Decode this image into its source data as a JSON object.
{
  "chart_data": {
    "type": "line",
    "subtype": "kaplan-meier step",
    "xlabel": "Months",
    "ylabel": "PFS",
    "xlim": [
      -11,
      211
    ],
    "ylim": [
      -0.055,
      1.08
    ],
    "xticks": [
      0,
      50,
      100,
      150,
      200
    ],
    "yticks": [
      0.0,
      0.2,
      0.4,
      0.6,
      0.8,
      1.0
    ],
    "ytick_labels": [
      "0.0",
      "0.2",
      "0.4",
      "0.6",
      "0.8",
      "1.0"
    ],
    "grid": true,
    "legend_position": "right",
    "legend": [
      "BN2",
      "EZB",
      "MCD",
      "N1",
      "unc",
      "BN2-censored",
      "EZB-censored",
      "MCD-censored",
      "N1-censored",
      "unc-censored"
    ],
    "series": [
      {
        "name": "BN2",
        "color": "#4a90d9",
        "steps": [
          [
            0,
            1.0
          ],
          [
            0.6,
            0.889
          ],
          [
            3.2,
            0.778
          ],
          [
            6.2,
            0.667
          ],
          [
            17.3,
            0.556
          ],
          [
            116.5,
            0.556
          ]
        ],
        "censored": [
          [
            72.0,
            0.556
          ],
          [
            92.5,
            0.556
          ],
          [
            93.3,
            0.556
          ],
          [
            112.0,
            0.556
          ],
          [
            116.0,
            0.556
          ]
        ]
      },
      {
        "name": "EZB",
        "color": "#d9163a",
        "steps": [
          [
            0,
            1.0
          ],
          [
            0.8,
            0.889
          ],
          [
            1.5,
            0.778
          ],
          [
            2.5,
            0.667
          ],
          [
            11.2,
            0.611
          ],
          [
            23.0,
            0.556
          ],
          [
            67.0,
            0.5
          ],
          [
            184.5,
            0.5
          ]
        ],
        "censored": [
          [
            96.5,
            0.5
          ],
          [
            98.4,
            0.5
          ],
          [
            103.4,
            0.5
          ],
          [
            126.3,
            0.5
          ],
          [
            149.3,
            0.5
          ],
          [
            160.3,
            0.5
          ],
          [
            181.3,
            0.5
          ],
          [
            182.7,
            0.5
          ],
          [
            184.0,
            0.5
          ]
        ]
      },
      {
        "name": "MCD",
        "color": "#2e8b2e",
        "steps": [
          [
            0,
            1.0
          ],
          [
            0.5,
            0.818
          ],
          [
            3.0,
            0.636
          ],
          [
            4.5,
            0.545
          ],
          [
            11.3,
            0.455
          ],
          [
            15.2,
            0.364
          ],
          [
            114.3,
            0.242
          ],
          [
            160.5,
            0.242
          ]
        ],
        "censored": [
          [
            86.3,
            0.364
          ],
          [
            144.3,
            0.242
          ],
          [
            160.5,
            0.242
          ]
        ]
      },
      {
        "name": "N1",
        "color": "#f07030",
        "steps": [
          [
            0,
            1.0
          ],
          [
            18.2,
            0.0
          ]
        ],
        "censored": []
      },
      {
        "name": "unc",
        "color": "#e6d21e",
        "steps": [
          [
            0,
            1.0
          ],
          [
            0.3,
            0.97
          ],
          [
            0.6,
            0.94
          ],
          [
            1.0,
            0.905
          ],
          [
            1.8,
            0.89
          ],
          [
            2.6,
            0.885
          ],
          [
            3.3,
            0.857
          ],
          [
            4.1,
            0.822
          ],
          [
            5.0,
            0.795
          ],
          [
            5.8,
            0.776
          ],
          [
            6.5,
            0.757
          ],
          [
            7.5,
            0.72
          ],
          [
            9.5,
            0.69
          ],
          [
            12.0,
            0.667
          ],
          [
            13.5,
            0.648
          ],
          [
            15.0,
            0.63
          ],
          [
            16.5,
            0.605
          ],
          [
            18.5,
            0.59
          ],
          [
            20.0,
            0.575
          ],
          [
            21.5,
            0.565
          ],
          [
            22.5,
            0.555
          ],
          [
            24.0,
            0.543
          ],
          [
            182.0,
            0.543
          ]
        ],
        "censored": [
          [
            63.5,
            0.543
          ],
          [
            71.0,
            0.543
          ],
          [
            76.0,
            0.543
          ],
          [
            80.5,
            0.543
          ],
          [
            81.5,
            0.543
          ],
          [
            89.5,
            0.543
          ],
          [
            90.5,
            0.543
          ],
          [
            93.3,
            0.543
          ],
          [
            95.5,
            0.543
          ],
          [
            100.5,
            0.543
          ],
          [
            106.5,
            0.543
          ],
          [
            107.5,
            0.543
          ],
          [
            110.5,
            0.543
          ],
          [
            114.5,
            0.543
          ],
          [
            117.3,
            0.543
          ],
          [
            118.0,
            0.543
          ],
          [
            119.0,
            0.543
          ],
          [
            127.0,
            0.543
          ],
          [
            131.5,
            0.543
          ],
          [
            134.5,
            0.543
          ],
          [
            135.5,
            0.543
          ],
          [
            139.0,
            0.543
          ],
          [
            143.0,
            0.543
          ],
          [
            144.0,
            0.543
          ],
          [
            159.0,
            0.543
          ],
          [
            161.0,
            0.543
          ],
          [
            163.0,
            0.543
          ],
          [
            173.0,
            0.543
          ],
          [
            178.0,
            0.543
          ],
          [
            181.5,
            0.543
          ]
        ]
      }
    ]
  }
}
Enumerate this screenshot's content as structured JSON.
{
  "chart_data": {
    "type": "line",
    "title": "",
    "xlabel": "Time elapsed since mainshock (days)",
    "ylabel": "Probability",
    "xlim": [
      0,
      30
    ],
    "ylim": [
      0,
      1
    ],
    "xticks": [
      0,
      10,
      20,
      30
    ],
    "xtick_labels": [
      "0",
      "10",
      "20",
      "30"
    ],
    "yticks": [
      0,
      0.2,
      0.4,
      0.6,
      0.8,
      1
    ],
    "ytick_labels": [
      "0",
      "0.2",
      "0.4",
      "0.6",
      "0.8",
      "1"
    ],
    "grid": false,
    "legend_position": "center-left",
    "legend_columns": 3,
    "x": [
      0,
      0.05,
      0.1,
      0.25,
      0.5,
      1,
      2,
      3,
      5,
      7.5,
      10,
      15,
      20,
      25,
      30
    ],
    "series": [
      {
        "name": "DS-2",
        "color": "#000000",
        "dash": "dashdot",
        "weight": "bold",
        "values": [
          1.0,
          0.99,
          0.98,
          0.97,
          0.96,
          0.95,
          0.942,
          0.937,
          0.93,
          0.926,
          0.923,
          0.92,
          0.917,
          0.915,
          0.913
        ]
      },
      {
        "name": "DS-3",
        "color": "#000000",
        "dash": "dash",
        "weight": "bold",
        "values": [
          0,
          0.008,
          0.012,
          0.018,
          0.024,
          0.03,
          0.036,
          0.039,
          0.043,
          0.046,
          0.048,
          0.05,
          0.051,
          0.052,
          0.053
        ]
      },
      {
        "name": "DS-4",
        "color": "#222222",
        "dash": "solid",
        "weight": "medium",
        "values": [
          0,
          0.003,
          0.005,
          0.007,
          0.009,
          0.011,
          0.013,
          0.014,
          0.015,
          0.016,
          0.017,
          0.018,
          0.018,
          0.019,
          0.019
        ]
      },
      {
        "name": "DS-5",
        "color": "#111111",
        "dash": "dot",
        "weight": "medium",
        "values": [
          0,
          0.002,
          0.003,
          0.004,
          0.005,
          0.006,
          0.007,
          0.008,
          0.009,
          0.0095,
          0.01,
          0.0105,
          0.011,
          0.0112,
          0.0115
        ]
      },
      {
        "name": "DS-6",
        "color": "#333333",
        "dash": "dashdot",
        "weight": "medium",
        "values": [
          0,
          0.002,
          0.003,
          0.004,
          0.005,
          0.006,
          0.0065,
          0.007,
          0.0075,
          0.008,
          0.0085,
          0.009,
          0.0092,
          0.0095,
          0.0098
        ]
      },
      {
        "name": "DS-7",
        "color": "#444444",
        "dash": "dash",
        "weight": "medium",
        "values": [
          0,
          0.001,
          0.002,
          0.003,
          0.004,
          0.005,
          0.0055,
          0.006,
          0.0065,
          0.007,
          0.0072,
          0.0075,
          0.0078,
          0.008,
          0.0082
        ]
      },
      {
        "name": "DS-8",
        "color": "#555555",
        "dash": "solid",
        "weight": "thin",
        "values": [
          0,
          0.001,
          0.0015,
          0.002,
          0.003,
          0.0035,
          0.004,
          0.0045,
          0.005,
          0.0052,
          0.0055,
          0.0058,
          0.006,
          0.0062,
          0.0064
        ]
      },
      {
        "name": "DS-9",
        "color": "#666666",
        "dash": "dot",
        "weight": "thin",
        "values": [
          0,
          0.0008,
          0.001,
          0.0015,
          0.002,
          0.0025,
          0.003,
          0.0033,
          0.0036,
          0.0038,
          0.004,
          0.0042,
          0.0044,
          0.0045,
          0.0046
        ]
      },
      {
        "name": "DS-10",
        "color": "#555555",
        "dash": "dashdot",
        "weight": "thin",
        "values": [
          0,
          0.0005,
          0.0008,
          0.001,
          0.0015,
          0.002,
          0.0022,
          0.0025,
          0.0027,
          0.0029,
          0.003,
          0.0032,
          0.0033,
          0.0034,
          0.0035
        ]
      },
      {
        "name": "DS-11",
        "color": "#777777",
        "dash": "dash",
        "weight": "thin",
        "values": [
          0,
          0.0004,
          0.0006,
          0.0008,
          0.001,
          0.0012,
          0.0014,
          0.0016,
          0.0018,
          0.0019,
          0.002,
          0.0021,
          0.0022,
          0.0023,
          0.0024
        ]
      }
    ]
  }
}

REQUIRED TASK: From the material, report only how many lines include the word "xlabel".

RESPONSE: 2